What the exercise asks
Show each line that has the string "kapnak" in it.

Information given
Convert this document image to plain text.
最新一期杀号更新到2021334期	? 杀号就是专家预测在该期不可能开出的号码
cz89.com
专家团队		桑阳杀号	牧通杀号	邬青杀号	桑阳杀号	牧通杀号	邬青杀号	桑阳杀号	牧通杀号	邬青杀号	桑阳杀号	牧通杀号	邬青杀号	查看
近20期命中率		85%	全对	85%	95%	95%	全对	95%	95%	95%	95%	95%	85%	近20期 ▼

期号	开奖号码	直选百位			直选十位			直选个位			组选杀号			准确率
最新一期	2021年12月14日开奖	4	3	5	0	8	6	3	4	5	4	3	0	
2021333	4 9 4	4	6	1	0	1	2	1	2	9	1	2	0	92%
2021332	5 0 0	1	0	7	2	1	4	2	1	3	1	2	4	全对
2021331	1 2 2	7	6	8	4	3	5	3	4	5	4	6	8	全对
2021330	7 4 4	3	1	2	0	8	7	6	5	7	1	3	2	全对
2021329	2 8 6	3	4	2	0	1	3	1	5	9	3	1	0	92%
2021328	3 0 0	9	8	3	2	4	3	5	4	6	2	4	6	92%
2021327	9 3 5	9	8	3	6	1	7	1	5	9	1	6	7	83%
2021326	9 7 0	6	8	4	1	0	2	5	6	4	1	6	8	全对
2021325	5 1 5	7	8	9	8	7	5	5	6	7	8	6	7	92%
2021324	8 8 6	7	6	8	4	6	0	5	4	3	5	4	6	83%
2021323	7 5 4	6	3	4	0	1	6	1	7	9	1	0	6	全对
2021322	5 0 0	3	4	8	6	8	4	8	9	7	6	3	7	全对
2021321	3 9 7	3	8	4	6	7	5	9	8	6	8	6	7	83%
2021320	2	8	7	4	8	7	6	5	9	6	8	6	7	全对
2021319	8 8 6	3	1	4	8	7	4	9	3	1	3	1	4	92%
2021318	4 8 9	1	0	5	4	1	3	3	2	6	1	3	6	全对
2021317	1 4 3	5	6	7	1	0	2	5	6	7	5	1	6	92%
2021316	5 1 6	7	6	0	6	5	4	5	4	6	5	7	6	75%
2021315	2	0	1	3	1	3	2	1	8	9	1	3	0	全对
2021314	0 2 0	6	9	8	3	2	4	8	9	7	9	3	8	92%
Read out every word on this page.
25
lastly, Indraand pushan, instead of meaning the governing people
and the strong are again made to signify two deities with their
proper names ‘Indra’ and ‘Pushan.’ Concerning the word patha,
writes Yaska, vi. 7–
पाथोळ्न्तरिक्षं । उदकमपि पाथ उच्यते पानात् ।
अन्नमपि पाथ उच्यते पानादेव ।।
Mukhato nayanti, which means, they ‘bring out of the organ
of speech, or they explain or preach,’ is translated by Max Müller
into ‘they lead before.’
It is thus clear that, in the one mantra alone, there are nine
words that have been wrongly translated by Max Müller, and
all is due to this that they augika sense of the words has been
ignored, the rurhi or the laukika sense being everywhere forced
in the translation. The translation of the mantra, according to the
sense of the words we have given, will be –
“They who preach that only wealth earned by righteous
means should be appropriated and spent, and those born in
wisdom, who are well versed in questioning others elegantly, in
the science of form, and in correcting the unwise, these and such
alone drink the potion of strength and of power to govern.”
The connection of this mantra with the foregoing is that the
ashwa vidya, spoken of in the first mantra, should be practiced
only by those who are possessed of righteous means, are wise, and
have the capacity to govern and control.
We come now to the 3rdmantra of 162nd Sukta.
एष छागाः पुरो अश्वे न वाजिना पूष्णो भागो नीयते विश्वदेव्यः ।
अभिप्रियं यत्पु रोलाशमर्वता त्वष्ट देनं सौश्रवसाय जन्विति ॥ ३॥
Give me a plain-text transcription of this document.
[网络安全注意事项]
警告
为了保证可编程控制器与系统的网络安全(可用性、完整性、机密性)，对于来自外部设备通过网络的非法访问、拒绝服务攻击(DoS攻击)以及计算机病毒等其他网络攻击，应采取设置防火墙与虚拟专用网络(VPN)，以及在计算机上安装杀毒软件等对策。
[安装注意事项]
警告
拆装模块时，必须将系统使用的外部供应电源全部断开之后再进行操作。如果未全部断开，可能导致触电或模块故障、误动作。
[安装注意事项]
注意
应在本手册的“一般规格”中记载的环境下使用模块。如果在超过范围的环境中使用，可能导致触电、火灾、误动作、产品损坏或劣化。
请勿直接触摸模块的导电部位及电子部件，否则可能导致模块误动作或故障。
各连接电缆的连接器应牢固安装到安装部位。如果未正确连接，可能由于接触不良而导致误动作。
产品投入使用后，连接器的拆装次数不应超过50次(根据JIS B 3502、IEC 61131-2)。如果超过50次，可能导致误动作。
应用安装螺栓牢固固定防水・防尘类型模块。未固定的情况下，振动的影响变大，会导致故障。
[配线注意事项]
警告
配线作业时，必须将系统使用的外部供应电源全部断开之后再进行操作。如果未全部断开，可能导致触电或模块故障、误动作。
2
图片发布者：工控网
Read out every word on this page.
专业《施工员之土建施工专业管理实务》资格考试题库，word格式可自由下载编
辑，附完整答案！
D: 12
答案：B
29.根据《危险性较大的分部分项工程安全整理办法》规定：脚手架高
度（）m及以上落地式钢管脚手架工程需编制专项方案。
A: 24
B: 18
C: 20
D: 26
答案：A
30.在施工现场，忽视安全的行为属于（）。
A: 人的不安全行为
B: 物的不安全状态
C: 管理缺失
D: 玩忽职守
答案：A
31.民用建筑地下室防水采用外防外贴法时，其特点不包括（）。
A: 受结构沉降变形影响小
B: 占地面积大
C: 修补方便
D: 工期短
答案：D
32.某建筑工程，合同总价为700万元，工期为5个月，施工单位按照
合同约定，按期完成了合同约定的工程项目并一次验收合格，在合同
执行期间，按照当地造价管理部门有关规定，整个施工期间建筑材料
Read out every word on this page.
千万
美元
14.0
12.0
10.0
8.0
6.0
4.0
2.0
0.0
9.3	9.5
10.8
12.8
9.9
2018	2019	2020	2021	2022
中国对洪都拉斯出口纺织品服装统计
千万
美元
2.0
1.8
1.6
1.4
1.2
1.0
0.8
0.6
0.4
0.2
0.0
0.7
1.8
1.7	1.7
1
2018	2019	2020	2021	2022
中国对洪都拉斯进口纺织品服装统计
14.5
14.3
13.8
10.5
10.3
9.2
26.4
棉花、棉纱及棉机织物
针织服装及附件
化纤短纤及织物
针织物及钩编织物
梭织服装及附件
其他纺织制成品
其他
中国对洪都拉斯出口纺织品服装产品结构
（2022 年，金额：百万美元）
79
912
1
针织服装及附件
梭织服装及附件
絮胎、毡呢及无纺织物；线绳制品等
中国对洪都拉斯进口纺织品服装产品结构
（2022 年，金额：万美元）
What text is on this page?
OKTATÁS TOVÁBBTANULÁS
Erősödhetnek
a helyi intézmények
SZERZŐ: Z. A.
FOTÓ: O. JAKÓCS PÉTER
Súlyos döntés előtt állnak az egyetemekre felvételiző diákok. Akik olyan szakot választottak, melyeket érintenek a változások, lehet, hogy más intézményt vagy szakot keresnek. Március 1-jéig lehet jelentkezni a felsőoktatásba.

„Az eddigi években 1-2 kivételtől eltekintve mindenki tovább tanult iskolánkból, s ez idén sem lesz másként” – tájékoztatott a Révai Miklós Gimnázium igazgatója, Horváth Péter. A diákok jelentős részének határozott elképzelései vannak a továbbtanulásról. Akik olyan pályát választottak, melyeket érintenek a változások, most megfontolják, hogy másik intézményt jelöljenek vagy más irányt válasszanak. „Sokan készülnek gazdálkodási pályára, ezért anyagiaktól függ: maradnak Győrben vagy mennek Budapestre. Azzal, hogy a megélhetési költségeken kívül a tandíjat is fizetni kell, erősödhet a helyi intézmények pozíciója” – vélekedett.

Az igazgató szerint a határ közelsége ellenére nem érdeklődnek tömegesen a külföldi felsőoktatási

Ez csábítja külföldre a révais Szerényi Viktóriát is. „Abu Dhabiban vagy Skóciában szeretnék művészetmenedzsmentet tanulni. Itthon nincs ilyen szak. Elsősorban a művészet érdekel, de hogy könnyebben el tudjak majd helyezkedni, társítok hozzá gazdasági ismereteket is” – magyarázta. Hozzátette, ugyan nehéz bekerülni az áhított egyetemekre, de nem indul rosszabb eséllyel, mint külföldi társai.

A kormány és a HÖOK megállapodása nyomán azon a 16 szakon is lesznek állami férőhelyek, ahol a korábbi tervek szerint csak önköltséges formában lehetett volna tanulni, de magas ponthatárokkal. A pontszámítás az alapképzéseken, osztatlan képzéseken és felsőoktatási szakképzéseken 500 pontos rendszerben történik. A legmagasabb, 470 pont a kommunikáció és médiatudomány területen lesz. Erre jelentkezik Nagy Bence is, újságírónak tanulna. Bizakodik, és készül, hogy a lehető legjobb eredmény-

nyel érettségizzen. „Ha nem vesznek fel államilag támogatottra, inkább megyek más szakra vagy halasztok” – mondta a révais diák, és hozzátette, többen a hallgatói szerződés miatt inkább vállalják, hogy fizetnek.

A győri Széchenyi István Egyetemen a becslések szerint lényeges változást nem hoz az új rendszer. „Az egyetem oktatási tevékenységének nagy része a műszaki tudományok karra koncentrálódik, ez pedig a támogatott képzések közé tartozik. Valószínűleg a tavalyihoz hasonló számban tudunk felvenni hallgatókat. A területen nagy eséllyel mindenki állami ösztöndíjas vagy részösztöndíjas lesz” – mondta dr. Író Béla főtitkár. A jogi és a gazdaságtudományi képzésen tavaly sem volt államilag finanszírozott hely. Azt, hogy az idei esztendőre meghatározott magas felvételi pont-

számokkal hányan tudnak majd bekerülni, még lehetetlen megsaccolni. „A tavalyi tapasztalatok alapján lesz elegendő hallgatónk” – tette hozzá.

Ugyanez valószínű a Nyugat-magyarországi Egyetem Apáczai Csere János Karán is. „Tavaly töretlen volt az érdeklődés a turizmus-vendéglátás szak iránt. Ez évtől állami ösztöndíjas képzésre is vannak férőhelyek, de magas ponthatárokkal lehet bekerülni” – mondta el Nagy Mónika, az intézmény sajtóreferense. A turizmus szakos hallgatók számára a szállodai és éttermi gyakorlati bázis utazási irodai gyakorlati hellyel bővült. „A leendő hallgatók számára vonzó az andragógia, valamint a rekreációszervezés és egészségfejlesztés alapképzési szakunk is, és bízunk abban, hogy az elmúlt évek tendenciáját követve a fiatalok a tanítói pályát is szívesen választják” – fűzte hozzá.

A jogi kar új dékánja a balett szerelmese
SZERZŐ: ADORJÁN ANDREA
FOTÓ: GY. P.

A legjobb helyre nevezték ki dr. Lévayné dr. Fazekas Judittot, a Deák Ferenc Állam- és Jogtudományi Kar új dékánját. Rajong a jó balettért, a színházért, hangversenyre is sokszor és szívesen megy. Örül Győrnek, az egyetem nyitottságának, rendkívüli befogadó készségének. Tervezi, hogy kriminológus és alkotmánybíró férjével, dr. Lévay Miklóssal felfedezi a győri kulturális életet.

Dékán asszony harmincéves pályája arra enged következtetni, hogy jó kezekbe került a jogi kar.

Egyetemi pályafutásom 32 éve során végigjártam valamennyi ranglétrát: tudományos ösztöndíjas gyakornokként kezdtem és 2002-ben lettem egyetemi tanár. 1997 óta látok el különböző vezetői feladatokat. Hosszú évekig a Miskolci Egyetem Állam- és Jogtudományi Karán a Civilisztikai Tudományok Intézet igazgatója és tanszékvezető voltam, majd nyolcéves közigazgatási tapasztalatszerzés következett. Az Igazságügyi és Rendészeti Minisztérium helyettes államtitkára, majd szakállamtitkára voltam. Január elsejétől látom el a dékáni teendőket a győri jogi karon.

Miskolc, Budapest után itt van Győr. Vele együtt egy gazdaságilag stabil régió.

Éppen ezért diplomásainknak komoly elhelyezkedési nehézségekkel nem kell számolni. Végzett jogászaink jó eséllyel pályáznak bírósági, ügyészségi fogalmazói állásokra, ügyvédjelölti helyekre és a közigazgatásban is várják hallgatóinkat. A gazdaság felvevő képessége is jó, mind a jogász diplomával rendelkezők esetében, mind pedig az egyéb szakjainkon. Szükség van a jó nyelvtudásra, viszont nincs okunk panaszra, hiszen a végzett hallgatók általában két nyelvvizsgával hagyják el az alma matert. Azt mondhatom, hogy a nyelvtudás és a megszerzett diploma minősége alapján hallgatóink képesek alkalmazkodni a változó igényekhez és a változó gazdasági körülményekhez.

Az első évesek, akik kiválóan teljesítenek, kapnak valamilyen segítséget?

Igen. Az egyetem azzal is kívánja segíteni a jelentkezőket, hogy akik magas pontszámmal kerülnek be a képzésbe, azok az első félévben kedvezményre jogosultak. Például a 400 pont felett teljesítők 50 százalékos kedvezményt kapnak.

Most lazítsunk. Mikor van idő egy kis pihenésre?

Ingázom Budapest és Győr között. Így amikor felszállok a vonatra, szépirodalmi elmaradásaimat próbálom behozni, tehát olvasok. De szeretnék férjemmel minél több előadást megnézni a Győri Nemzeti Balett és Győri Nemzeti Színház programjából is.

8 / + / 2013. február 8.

Output
Az első évesek, akik kiválóan teljesítenek, kapnak valamilyen segítséget?
Igen. Az egyetem azzal is kívánja segíteni a jelentkezőket, hogy akik magas pontszámmal kerülnek be a képzésbe, azok az első félévben kedvezményre jogosultak. Például a 400 pont felett teljesítők 50 százalékos kedvezményt kapnak.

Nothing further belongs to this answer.